Work to be completed: Reproduce the listing below in its entirety. Change nothing.

## start Records for this task

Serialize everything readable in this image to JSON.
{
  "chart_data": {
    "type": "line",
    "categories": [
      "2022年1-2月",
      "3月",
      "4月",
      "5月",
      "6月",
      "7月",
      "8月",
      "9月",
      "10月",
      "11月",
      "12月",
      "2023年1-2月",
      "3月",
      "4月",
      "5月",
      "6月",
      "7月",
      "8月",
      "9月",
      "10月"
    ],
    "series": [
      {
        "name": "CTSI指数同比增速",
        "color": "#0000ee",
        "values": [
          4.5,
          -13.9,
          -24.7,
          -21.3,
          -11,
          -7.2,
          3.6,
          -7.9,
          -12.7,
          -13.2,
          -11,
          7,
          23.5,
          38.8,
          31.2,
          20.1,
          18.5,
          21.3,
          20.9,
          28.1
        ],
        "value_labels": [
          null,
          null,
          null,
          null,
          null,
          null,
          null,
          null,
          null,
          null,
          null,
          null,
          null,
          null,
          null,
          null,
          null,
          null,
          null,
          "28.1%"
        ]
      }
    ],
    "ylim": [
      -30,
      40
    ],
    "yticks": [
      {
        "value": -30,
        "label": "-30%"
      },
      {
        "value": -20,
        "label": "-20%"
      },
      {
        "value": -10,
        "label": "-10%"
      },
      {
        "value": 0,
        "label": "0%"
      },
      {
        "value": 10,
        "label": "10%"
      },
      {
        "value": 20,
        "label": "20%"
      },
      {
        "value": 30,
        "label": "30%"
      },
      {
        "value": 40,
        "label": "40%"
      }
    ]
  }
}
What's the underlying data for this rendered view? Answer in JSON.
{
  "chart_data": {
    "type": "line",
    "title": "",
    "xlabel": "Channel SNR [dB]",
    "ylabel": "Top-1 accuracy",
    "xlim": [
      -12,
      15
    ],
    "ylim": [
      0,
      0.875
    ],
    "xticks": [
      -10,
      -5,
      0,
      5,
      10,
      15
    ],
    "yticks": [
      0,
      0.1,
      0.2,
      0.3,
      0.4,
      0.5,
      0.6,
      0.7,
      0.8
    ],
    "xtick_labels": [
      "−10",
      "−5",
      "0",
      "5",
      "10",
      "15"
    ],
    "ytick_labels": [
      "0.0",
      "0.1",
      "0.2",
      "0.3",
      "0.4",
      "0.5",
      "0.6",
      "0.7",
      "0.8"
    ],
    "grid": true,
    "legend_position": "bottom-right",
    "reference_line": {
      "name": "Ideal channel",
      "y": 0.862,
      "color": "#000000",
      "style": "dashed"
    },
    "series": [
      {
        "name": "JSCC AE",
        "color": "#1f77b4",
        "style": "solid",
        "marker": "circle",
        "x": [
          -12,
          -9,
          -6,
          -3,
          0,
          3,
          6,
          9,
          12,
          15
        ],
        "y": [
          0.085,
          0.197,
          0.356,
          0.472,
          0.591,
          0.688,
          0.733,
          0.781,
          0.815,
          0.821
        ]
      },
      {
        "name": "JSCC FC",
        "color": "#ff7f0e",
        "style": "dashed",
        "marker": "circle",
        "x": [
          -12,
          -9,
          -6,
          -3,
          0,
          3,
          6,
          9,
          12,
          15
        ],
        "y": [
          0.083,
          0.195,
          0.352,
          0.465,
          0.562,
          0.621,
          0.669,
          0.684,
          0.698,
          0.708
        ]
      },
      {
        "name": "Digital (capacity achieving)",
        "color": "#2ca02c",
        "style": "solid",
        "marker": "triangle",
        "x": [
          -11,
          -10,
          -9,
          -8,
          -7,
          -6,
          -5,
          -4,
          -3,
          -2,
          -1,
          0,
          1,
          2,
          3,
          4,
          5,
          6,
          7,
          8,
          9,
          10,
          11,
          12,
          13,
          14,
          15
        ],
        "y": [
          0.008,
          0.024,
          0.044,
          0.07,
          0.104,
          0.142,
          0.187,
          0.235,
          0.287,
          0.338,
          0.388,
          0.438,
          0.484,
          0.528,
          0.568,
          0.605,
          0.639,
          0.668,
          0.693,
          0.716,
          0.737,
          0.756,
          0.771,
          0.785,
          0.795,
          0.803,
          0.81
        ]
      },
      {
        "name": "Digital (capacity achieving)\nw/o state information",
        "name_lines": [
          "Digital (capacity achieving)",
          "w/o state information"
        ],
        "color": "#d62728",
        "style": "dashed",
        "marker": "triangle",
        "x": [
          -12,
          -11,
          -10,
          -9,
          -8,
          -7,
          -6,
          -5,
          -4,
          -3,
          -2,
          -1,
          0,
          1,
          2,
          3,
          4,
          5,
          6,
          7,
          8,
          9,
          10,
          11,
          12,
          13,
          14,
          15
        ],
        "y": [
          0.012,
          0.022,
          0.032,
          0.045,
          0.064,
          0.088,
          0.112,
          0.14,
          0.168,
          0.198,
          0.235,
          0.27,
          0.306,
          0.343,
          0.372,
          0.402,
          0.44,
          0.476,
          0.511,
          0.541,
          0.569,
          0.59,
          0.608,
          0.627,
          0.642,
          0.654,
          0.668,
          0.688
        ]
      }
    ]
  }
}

## end Records for this task

Task answer:
Serialize everything readable in this image to JSON.
{
  "chart_data": {
    "type": "line",
    "categories": [
      "2022年1-2月",
      "3月",
      "4月",
      "5月",
      "6月",
      "7月",
      "8月",
      "9月",
      "10月",
      "11月",
      "12月",
      "2023年1-2月",
      "3月",
      "4月",
      "5月",
      "6月",
      "7月",
      "8月",
      "9月",
      "10月"
    ],
    "series": [
      {
        "name": "CTSI指数同比增速",
        "color": "#0000ee",
        "values": [
          4.5,
          -13.9,
          -24.7,
          -21.3,
          -11,
          -7.2,
          3.6,
          -7.9,
          -12.7,
          -13.2,
          -11,
          7,
          23.5,
          38.8,
          31.2,
          20.1,
          18.5,
          21.3,
          20.9,
          28.1
        ],
        "value_labels": [
          null,
          null,
          null,
          null,
          null,
          null,
          null,
          null,
          null,
          null,
          null,
          null,
          null,
          null,
          null,
          null,
          null,
          null,
          null,
          "28.1%"
        ]
      }
    ],
    "ylim": [
      -30,
      40
    ],
    "yticks": [
      {
        "value": -30,
        "label": "-30%"
      },
      {
        "value": -20,
        "label": "-20%"
      },
      {
        "value": -10,
        "label": "-10%"
      },
      {
        "value": 0,
        "label": "0%"
      },
      {
        "value": 10,
        "label": "10%"
      },
      {
        "value": 20,
        "label": "20%"
      },
      {
        "value": 30,
        "label": "30%"
      },
      {
        "value": 40,
        "label": "40%"
      }
    ]
  }
}
What's the underlying data for this rendered view? Answer in JSON.
{
  "chart_data": {
    "type": "line",
    "title": "",
    "xlabel": "Channel SNR [dB]",
    "ylabel": "Top-1 accuracy",
    "xlim": [
      -12,
      15
    ],
    "ylim": [
      0,
      0.875
    ],
    "xticks": [
      -10,
      -5,
      0,
      5,
      10,
      15
    ],
    "yticks": [
      0,
      0.1,
      0.2,
      0.3,
      0.4,
      0.5,
      0.6,
      0.7,
      0.8
    ],
    "xtick_labels": [
      "−10",
      "−5",
      "0",
      "5",
      "10",
      "15"
    ],
    "ytick_labels": [
      "0.0",
      "0.1",
      "0.2",
      "0.3",
      "0.4",
      "0.5",
      "0.6",
      "0.7",
      "0.8"
    ],
    "grid": true,
    "legend_position": "bottom-right",
    "reference_line": {
      "name": "Ideal channel",
      "y": 0.862,
      "color": "#000000",
      "style": "dashed"
    },
    "series": [
      {
        "name": "JSCC AE",
        "color": "#1f77b4",
        "style": "solid",
        "marker": "circle",
        "x": [
          -12,
          -9,
          -6,
          -3,
          0,
          3,
          6,
          9,
          12,
          15
        ],
        "y": [
          0.085,
          0.197,
          0.356,
          0.472,
          0.591,
          0.688,
          0.733,
          0.781,
          0.815,
          0.821
        ]
      },
      {
        "name": "JSCC FC",
        "color": "#ff7f0e",
        "style": "dashed",
        "marker": "circle",
        "x": [
          -12,
          -9,
          -6,
          -3,
          0,
          3,
          6,
          9,
          12,
          15
        ],
        "y": [
          0.083,
          0.195,
          0.352,
          0.465,
          0.562,
          0.621,
          0.669,
          0.684,
          0.698,
          0.708
        ]
      },
      {
        "name": "Digital (capacity achieving)",
        "color": "#2ca02c",
        "style": "solid",
        "marker": "triangle",
        "x": [
          -11,
          -10,
          -9,
          -8,
          -7,
          -6,
          -5,
          -4,
          -3,
          -2,
          -1,
          0,
          1,
          2,
          3,
          4,
          5,
          6,
          7,
          8,
          9,
          10,
          11,
          12,
          13,
          14,
          15
        ],
        "y": [
          0.008,
          0.024,
          0.044,
          0.07,
          0.104,
          0.142,
          0.187,
          0.235,
          0.287,
          0.338,
          0.388,
          0.438,
          0.484,
          0.528,
          0.568,
          0.605,
          0.639,
          0.668,
          0.693,
          0.716,
          0.737,
          0.756,
          0.771,
          0.785,
          0.795,
          0.803,
          0.81
        ]
      },
      {
        "name": "Digital (capacity achieving)\nw/o state information",
        "name_lines": [
          "Digital (capacity achieving)",
          "w/o state information"
        ],
        "color": "#d62728",
        "style": "dashed",
        "marker": "triangle",
        "x": [
          -12,
          -11,
          -10,
          -9,
          -8,
          -7,
          -6,
          -5,
          -4,
          -3,
          -2,
          -1,
          0,
          1,
          2,
          3,
          4,
          5,
          6,
          7,
          8,
          9,
          10,
          11,
          12,
          13,
          14,
          15
        ],
        "y": [
          0.012,
          0.022,
          0.032,
          0.045,
          0.064,
          0.088,
          0.112,
          0.14,
          0.168,
          0.198,
          0.235,
          0.27,
          0.306,
          0.343,
          0.372,
          0.402,
          0.44,
          0.476,
          0.511,
          0.541,
          0.569,
          0.59,
          0.608,
          0.627,
          0.642,
          0.654,
          0.668,
          0.688
        ]
      }
    ]
  }
}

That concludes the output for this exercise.